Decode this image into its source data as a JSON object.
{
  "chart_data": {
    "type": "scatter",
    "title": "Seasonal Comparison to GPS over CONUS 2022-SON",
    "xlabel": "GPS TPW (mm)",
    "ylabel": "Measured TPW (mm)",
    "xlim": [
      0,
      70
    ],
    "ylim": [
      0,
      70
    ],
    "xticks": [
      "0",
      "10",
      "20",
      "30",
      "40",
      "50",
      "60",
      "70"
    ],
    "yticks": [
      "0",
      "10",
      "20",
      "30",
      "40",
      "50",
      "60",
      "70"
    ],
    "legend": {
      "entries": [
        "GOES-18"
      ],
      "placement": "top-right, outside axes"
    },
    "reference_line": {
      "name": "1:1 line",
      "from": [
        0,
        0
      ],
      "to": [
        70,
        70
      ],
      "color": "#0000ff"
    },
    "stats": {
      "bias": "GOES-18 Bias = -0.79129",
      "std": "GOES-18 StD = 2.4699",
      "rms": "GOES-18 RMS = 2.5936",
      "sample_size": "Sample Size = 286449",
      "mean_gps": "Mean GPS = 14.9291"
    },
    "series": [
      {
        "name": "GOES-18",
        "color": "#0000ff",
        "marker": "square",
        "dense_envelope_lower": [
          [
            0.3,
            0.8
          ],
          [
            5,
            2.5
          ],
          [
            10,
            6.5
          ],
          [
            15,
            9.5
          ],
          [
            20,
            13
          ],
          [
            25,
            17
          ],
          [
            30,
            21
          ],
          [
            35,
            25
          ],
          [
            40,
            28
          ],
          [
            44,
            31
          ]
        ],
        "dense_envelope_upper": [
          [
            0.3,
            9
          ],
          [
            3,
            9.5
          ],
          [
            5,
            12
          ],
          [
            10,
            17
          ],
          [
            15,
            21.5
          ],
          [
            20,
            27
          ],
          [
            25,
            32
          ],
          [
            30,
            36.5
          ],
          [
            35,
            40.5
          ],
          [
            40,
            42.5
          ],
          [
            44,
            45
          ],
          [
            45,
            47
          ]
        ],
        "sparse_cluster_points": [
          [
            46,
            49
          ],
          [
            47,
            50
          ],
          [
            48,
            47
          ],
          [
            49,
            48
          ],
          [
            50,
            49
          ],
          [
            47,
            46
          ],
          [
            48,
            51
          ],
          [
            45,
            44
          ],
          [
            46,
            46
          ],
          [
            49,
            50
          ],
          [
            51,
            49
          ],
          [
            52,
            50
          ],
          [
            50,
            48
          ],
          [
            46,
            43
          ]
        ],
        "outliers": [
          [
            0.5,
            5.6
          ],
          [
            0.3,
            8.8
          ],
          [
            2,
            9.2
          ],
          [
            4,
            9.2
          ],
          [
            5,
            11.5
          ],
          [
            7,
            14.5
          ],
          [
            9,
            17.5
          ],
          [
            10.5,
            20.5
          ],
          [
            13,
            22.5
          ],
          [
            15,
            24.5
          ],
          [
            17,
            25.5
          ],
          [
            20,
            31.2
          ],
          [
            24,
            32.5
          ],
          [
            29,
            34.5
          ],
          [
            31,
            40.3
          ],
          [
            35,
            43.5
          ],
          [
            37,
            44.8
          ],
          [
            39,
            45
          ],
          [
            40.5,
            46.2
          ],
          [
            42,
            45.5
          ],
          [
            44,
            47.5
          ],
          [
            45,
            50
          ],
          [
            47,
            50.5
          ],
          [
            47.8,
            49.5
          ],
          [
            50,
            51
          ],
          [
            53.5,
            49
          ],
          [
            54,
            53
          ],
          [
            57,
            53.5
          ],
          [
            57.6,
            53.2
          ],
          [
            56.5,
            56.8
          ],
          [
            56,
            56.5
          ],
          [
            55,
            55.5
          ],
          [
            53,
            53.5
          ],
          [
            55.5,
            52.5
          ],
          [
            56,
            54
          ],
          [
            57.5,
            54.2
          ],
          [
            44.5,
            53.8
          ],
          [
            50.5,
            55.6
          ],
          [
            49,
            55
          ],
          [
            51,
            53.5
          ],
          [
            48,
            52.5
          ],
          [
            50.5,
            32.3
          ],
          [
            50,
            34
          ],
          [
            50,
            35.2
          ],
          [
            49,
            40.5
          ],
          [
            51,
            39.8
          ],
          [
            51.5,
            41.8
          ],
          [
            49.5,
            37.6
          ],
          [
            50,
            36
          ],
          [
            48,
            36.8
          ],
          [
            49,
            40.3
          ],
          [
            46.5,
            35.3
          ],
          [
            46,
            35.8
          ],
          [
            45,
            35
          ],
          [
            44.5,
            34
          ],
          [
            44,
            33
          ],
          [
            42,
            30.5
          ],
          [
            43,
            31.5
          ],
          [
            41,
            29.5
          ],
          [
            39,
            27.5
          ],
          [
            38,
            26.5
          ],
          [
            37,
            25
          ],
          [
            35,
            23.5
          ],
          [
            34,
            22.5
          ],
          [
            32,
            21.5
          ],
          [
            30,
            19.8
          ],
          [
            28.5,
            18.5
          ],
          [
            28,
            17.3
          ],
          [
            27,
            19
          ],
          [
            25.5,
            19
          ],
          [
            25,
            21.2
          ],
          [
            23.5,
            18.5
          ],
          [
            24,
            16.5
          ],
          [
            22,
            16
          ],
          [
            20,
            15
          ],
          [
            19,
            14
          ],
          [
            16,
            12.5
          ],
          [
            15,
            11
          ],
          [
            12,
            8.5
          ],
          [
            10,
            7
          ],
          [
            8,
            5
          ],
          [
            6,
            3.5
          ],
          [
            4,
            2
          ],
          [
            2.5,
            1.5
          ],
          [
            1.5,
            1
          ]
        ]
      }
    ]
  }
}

Task requirements:
Pull every line containing "GOES" from the material above.

Output for this task:
        "GOES-18"
      "bias": "GOES-18 Bias = -0.79129",
      "std": "GOES-18 StD = 2.4699",
      "rms": "GOES-18 RMS = 2.5936",
        "name": "GOES-18",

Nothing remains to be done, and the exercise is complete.